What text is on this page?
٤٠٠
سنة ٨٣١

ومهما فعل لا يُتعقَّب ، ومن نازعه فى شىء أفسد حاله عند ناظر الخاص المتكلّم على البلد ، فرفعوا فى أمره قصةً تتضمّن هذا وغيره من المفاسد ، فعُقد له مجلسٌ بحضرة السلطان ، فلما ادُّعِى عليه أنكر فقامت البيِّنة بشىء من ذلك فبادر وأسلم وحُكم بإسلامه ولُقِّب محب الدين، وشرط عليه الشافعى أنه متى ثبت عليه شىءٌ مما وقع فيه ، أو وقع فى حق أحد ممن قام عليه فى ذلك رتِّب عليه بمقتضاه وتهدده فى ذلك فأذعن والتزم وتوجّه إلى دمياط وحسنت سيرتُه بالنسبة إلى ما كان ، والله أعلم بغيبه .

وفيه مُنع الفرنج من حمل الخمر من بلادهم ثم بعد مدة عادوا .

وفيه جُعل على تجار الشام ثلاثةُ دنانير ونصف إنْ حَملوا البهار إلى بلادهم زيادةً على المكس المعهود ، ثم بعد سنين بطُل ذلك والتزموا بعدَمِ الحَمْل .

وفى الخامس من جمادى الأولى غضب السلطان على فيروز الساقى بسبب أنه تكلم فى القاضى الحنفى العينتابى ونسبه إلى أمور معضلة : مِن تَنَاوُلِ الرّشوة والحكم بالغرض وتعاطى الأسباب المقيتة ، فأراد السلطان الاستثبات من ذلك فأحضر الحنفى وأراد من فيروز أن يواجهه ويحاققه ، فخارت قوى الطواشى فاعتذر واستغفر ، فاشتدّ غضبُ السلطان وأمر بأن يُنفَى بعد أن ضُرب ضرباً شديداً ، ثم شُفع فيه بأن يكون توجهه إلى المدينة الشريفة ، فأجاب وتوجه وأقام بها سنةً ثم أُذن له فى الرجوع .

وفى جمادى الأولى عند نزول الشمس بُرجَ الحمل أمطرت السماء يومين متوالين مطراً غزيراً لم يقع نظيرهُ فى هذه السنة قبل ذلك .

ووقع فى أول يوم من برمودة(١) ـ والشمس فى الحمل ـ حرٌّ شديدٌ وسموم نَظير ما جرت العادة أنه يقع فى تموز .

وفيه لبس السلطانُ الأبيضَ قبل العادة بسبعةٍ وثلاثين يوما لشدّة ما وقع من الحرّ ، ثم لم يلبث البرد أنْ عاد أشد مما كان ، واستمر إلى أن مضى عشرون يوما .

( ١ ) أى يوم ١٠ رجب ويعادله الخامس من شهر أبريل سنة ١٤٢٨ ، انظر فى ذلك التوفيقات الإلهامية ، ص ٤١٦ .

———

■ **What needs to be done**
The records above are to be repeated exactly, in their entirety.

■ **Correct output**
What text is on this page?
٤٠٠
سنة ٨٣١

ومهما فعل لا يُتعقَّب ، ومن نازعه فى شىء أفسد حاله عند ناظر الخاص المتكلّم على البلد ، فرفعوا فى أمره قصةً تتضمّن هذا وغيره من المفاسد ، فعُقد له مجلسٌ بحضرة السلطان ، فلما ادُّعِى عليه أنكر فقامت البيِّنة بشىء من ذلك فبادر وأسلم وحُكم بإسلامه ولُقِّب محب الدين، وشرط عليه الشافعى أنه متى ثبت عليه شىءٌ مما وقع فيه ، أو وقع فى حق أحد ممن قام عليه فى ذلك رتِّب عليه بمقتضاه وتهدده فى ذلك فأذعن والتزم وتوجّه إلى دمياط وحسنت سيرتُه بالنسبة إلى ما كان ، والله أعلم بغيبه .

وفيه مُنع الفرنج من حمل الخمر من بلادهم ثم بعد مدة عادوا .

وفيه جُعل على تجار الشام ثلاثةُ دنانير ونصف إنْ حَملوا البهار إلى بلادهم زيادةً على المكس المعهود ، ثم بعد سنين بطُل ذلك والتزموا بعدَمِ الحَمْل .

وفى الخامس من جمادى الأولى غضب السلطان على فيروز الساقى بسبب أنه تكلم فى القاضى الحنفى العينتابى ونسبه إلى أمور معضلة : مِن تَنَاوُلِ الرّشوة والحكم بالغرض وتعاطى الأسباب المقيتة ، فأراد السلطان الاستثبات من ذلك فأحضر الحنفى وأراد من فيروز أن يواجهه ويحاققه ، فخارت قوى الطواشى فاعتذر واستغفر ، فاشتدّ غضبُ السلطان وأمر بأن يُنفَى بعد أن ضُرب ضرباً شديداً ، ثم شُفع فيه بأن يكون توجهه إلى المدينة الشريفة ، فأجاب وتوجه وأقام بها سنةً ثم أُذن له فى الرجوع .

وفى جمادى الأولى عند نزول الشمس بُرجَ الحمل أمطرت السماء يومين متوالين مطراً غزيراً لم يقع نظيرهُ فى هذه السنة قبل ذلك .

ووقع فى أول يوم من برمودة(١) ـ والشمس فى الحمل ـ حرٌّ شديدٌ وسموم نَظير ما جرت العادة أنه يقع فى تموز .

وفيه لبس السلطانُ الأبيضَ قبل العادة بسبعةٍ وثلاثين يوما لشدّة ما وقع من الحرّ ، ثم لم يلبث البرد أنْ عاد أشد مما كان ، واستمر إلى أن مضى عشرون يوما .

( ١ ) أى يوم ١٠ رجب ويعادله الخامس من شهر أبريل سنة ١٤٢٨ ، انظر فى ذلك التوفيقات الإلهامية ، ص ٤١٦ .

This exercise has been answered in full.